Exercise objective –
Would you output the whole listing below, exactly as it reads?

___ Records for this task ___

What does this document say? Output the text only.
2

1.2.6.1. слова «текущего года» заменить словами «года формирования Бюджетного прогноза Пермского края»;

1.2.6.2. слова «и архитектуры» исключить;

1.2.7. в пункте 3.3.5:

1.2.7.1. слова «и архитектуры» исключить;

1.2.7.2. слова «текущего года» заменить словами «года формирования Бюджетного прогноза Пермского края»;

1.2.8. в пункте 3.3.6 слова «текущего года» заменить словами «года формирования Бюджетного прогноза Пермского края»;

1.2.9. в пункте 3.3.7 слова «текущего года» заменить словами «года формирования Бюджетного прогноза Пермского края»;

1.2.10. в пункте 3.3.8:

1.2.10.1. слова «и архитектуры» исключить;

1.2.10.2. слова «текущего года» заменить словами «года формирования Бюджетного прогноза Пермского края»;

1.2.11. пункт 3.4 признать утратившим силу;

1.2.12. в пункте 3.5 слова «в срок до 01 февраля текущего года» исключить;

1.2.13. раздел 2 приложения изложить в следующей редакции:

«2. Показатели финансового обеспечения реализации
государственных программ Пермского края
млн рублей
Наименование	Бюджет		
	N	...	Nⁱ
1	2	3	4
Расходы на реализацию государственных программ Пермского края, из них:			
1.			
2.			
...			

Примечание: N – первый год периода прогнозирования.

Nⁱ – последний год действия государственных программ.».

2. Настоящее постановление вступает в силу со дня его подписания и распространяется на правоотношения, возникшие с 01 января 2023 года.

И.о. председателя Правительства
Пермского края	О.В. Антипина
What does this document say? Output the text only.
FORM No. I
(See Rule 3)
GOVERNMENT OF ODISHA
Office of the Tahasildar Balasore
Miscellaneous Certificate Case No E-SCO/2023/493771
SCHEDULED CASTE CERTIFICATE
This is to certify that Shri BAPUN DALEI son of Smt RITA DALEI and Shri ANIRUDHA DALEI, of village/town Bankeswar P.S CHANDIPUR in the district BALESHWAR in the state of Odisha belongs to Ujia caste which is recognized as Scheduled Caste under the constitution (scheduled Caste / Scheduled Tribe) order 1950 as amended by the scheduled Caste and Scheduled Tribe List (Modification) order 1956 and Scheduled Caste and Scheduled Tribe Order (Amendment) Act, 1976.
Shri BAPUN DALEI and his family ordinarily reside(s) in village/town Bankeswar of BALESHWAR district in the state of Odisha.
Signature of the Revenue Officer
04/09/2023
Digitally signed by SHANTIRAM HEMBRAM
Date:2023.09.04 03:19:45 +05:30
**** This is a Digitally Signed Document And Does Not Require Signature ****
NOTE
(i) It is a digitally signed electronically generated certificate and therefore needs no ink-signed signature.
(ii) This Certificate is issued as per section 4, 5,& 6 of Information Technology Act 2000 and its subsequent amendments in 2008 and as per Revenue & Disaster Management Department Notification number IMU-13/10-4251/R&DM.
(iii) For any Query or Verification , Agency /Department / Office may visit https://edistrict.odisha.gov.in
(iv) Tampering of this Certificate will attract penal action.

___

Output –
What does this document say? Output the text only.
2

1.2.6.1. слова «текущего года» заменить словами «года формирования Бюджетного прогноза Пермского края»;

1.2.6.2. слова «и архитектуры» исключить;

1.2.7. в пункте 3.3.5:

1.2.7.1. слова «и архитектуры» исключить;

1.2.7.2. слова «текущего года» заменить словами «года формирования Бюджетного прогноза Пермского края»;

1.2.8. в пункте 3.3.6 слова «текущего года» заменить словами «года формирования Бюджетного прогноза Пермского края»;

1.2.9. в пункте 3.3.7 слова «текущего года» заменить словами «года формирования Бюджетного прогноза Пермского края»;

1.2.10. в пункте 3.3.8:

1.2.10.1. слова «и архитектуры» исключить;

1.2.10.2. слова «текущего года» заменить словами «года формирования Бюджетного прогноза Пермского края»;

1.2.11. пункт 3.4 признать утратившим силу;

1.2.12. в пункте 3.5 слова «в срок до 01 февраля текущего года» исключить;

1.2.13. раздел 2 приложения изложить в следующей редакции:

«2. Показатели финансового обеспечения реализации
государственных программ Пермского края
млн рублей
Наименование	Бюджет		
	N	...	Nⁱ
1	2	3	4
Расходы на реализацию государственных программ Пермского края, из них:			
1.			
2.			
...			

Примечание: N – первый год периода прогнозирования.

Nⁱ – последний год действия государственных программ.».

2. Настоящее постановление вступает в силу со дня его подписания и распространяется на правоотношения, возникшие с 01 января 2023 года.

И.о. председателя Правительства
Пермского края	О.В. Антипина
What does this document say? Output the text only.
FORM No. I
(See Rule 3)
GOVERNMENT OF ODISHA
Office of the Tahasildar Balasore
Miscellaneous Certificate Case No E-SCO/2023/493771
SCHEDULED CASTE CERTIFICATE
This is to certify that Shri BAPUN DALEI son of Smt RITA DALEI and Shri ANIRUDHA DALEI, of village/town Bankeswar P.S CHANDIPUR in the district BALESHWAR in the state of Odisha belongs to Ujia caste which is recognized as Scheduled Caste under the constitution (scheduled Caste / Scheduled Tribe) order 1950 as amended by the scheduled Caste and Scheduled Tribe List (Modification) order 1956 and Scheduled Caste and Scheduled Tribe Order (Amendment) Act, 1976.
Shri BAPUN DALEI and his family ordinarily reside(s) in village/town Bankeswar of BALESHWAR district in the state of Odisha.
Signature of the Revenue Officer
04/09/2023
Digitally signed by SHANTIRAM HEMBRAM
Date:2023.09.04 03:19:45 +05:30
**** This is a Digitally Signed Document And Does Not Require Signature ****
NOTE
(i) It is a digitally signed electronically generated certificate and therefore needs no ink-signed signature.
(ii) This Certificate is issued as per section 4, 5,& 6 of Information Technology Act 2000 and its subsequent amendments in 2008 and as per Revenue & Disaster Management Department Notification number IMU-13/10-4251/R&DM.
(iii) For any Query or Verification , Agency /Department / Office may visit https://edistrict.odisha.gov.in
(iv) Tampering of this Certificate will attract penal action.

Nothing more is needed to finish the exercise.